Problem statement => Quote every line of the material beneath this one.

┌──

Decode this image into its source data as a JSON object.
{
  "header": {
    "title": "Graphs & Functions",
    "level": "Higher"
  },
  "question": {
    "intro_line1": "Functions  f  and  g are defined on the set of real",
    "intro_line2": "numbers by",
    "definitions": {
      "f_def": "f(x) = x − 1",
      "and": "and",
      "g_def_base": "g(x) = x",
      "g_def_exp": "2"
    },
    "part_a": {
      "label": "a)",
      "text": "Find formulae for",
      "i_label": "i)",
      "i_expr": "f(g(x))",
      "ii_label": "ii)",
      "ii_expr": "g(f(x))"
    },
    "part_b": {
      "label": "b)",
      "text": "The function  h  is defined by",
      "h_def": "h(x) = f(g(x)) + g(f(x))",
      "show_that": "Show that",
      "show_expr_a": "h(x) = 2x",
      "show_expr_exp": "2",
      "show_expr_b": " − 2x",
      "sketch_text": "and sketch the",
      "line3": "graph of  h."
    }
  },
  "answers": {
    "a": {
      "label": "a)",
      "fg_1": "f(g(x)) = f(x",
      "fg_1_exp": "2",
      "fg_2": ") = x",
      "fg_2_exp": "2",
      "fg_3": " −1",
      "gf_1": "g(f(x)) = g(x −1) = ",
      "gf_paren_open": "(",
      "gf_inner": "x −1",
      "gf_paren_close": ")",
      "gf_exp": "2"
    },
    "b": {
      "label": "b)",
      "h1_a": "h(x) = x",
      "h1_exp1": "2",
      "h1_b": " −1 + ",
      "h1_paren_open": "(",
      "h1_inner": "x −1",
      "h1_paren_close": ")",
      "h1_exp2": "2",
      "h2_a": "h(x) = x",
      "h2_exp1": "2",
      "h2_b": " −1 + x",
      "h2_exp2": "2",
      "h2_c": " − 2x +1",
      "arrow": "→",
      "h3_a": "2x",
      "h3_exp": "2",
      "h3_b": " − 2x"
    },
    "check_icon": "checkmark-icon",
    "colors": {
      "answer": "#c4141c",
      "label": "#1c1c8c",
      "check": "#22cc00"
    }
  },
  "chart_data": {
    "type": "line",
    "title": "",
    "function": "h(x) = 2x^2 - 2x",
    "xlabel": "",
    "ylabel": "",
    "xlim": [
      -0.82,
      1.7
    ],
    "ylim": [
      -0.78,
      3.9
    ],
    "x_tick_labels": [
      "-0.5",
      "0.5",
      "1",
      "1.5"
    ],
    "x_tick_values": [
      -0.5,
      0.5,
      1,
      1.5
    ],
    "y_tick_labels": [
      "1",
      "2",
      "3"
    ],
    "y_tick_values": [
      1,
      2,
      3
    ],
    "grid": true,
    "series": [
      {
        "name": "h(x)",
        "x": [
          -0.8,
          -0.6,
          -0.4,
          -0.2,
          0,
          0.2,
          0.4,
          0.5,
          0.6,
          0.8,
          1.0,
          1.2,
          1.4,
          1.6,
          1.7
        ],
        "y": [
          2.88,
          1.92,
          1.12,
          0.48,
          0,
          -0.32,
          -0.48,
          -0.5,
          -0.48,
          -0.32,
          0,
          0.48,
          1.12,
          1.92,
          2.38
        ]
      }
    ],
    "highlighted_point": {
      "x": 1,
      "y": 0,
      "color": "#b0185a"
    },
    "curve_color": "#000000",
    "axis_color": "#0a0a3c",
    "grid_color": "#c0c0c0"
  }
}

└──

Exercise output =>
Decode this image into its source data as a JSON object.
{
  "header": {
    "title": "Graphs & Functions",
    "level": "Higher"
  },
  "question": {
    "intro_line1": "Functions  f  and  g are defined on the set of real",
    "intro_line2": "numbers by",
    "definitions": {
      "f_def": "f(x) = x − 1",
      "and": "and",
      "g_def_base": "g(x) = x",
      "g_def_exp": "2"
    },
    "part_a": {
      "label": "a)",
      "text": "Find formulae for",
      "i_label": "i)",
      "i_expr": "f(g(x))",
      "ii_label": "ii)",
      "ii_expr": "g(f(x))"
    },
    "part_b": {
      "label": "b)",
      "text": "The function  h  is defined by",
      "h_def": "h(x) = f(g(x)) + g(f(x))",
      "show_that": "Show that",
      "show_expr_a": "h(x) = 2x",
      "show_expr_exp": "2",
      "show_expr_b": " − 2x",
      "sketch_text": "and sketch the",
      "line3": "graph of  h."
    }
  },
  "answers": {
    "a": {
      "label": "a)",
      "fg_1": "f(g(x)) = f(x",
      "fg_1_exp": "2",
      "fg_2": ") = x",
      "fg_2_exp": "2",
      "fg_3": " −1",
      "gf_1": "g(f(x)) = g(x −1) = ",
      "gf_paren_open": "(",
      "gf_inner": "x −1",
      "gf_paren_close": ")",
      "gf_exp": "2"
    },
    "b": {
      "label": "b)",
      "h1_a": "h(x) = x",
      "h1_exp1": "2",
      "h1_b": " −1 + ",
      "h1_paren_open": "(",
      "h1_inner": "x −1",
      "h1_paren_close": ")",
      "h1_exp2": "2",
      "h2_a": "h(x) = x",
      "h2_exp1": "2",
      "h2_b": " −1 + x",
      "h2_exp2": "2",
      "h2_c": " − 2x +1",
      "arrow": "→",
      "h3_a": "2x",
      "h3_exp": "2",
      "h3_b": " − 2x"
    },
    "check_icon": "checkmark-icon",
    "colors": {
      "answer": "#c4141c",
      "label": "#1c1c8c",
      "check": "#22cc00"
    }
  },
  "chart_data": {
    "type": "line",
    "title": "",
    "function": "h(x) = 2x^2 - 2x",
    "xlabel": "",
    "ylabel": "",
    "xlim": [
      -0.82,
      1.7
    ],
    "ylim": [
      -0.78,
      3.9
    ],
    "x_tick_labels": [
      "-0.5",
      "0.5",
      "1",
      "1.5"
    ],
    "x_tick_values": [
      -0.5,
      0.5,
      1,
      1.5
    ],
    "y_tick_labels": [
      "1",
      "2",
      "3"
    ],
    "y_tick_values": [
      1,
      2,
      3
    ],
    "grid": true,
    "series": [
      {
        "name": "h(x)",
        "x": [
          -0.8,
          -0.6,
          -0.4,
          -0.2,
          0,
          0.2,
          0.4,
          0.5,
          0.6,
          0.8,
          1.0,
          1.2,
          1.4,
          1.6,
          1.7
        ],
        "y": [
          2.88,
          1.92,
          1.12,
          0.48,
          0,
          -0.32,
          -0.48,
          -0.5,
          -0.48,
          -0.32,
          0,
          0.48,
          1.12,
          1.92,
          2.38
        ]
      }
    ],
    "highlighted_point": {
      "x": 1,
      "y": 0,
      "color": "#b0185a"
    },
    "curve_color": "#000000",
    "axis_color": "#0a0a3c",
    "grid_color": "#c0c0c0"
  }
}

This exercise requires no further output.